LISTING:
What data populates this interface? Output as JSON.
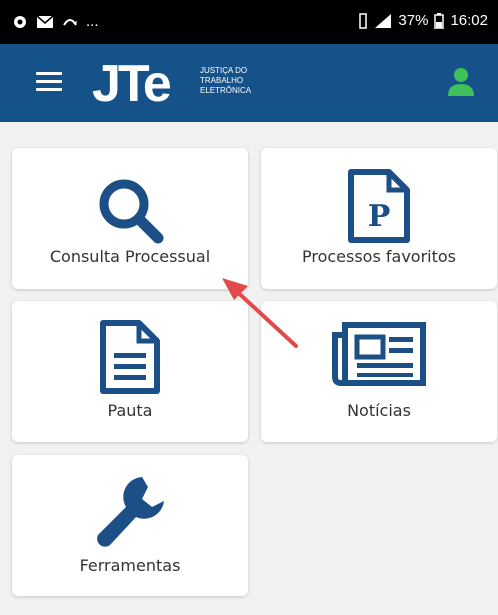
{
  "statusbar": {
    "battery": "37%",
    "time": "16:02",
    "dots": "..."
  },
  "header": {
    "logo_text": "JTe",
    "logo_subtext_1": "JUSTIÇA DO",
    "logo_subtext_2": "TRABALHO",
    "logo_subtext_3": "ELETRÔNICA"
  },
  "tiles": {
    "consulta": {
      "label": "Consulta Processual",
      "icon": "search-icon"
    },
    "favoritos": {
      "label": "Processos favoritos",
      "icon": "document-p-icon"
    },
    "pauta": {
      "label": "Pauta",
      "icon": "document-icon"
    },
    "noticias": {
      "label": "Notícias",
      "icon": "newspaper-icon"
    },
    "ferramentas": {
      "label": "Ferramentas",
      "icon": "wrench-icon"
    }
  },
  "colors": {
    "brand": "#16528a",
    "accent_green": "#3ec15a",
    "icon_blue": "#1b4f85",
    "arrow_red": "#e24a4a"
  }
}
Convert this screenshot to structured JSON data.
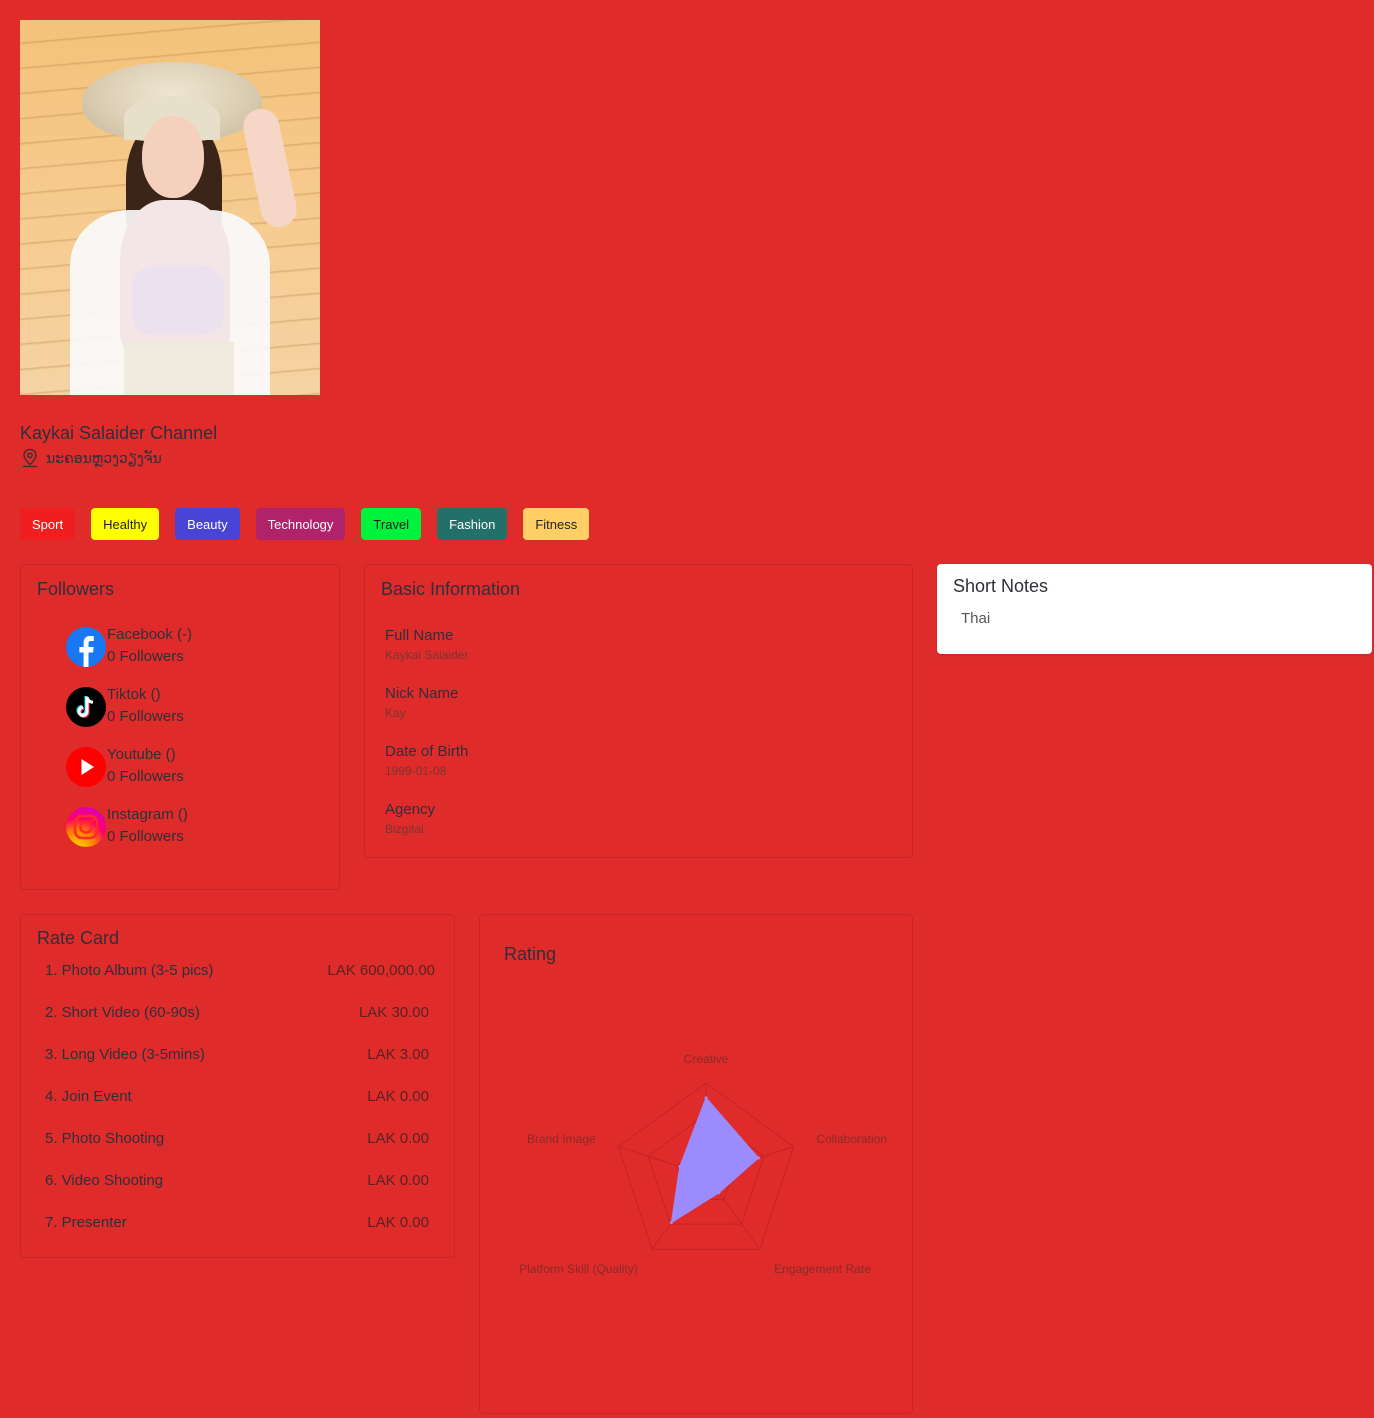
{
  "profile": {
    "channel_name": "Kaykai Salaider Channel",
    "location": "ນະຄອນຫຼວງວຽງຈັນ"
  },
  "tags": [
    {
      "label": "Sport",
      "bg": "#f01e1e",
      "fg": "#ffffff"
    },
    {
      "label": "Healthy",
      "bg": "#ffff00",
      "fg": "#222222"
    },
    {
      "label": "Beauty",
      "bg": "#4a44d6",
      "fg": "#ffffff"
    },
    {
      "label": "Technology",
      "bg": "#b0236a",
      "fg": "#ffffff"
    },
    {
      "label": "Travel",
      "bg": "#00f23c",
      "fg": "#1a1a1a"
    },
    {
      "label": "Fashion",
      "bg": "#23706a",
      "fg": "#ffffff"
    },
    {
      "label": "Fitness",
      "bg": "#ffcf66",
      "fg": "#222222"
    }
  ],
  "followers": {
    "title": "Followers",
    "items": [
      {
        "name": "Facebook (-)",
        "count": "0 Followers",
        "icon": "facebook-icon"
      },
      {
        "name": "Tiktok ()",
        "count": "0 Followers",
        "icon": "tiktok-icon"
      },
      {
        "name": "Youtube ()",
        "count": "0 Followers",
        "icon": "youtube-icon"
      },
      {
        "name": "Instagram ()",
        "count": "0 Followers",
        "icon": "instagram-icon"
      }
    ]
  },
  "basic_info": {
    "title": "Basic Information",
    "fields": [
      {
        "label": "Full Name",
        "value": "Kaykai Salaider"
      },
      {
        "label": "Nick Name",
        "value": "Kay"
      },
      {
        "label": "Date of Birth",
        "value": "1999-01-08"
      },
      {
        "label": "Agency",
        "value": "Bizgital"
      }
    ]
  },
  "short_notes": {
    "title": "Short Notes",
    "text": "Thai"
  },
  "rate_card": {
    "title": "Rate Card",
    "items": [
      {
        "label": "1. Photo Album (3-5 pics)",
        "price": "LAK 600,000.00"
      },
      {
        "label": "2. Short Video (60-90s)",
        "price": "LAK 30.00"
      },
      {
        "label": "3. Long Video (3-5mins)",
        "price": "LAK 3.00"
      },
      {
        "label": "4. Join Event",
        "price": "LAK 0.00"
      },
      {
        "label": "5. Photo Shooting",
        "price": "LAK 0.00"
      },
      {
        "label": "6. Video Shooting",
        "price": "LAK 0.00"
      },
      {
        "label": "7. Presenter",
        "price": "LAK 0.00"
      }
    ]
  },
  "rating": {
    "title": "Rating"
  },
  "chart_data": {
    "type": "radar",
    "categories": [
      "Creative",
      "Collaboration",
      "Engagement Rate",
      "Platform Skill (Quality)",
      "Brand Image"
    ],
    "values": [
      4.2,
      3.0,
      1.2,
      3.2,
      1.5
    ],
    "max": 5,
    "fill_color": "#9b8bff"
  }
}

WHAT NEEDS TO BE DONE:
Provide solely the number of lines in the data that include the word "Kaykai".

IN RESPONSE:
2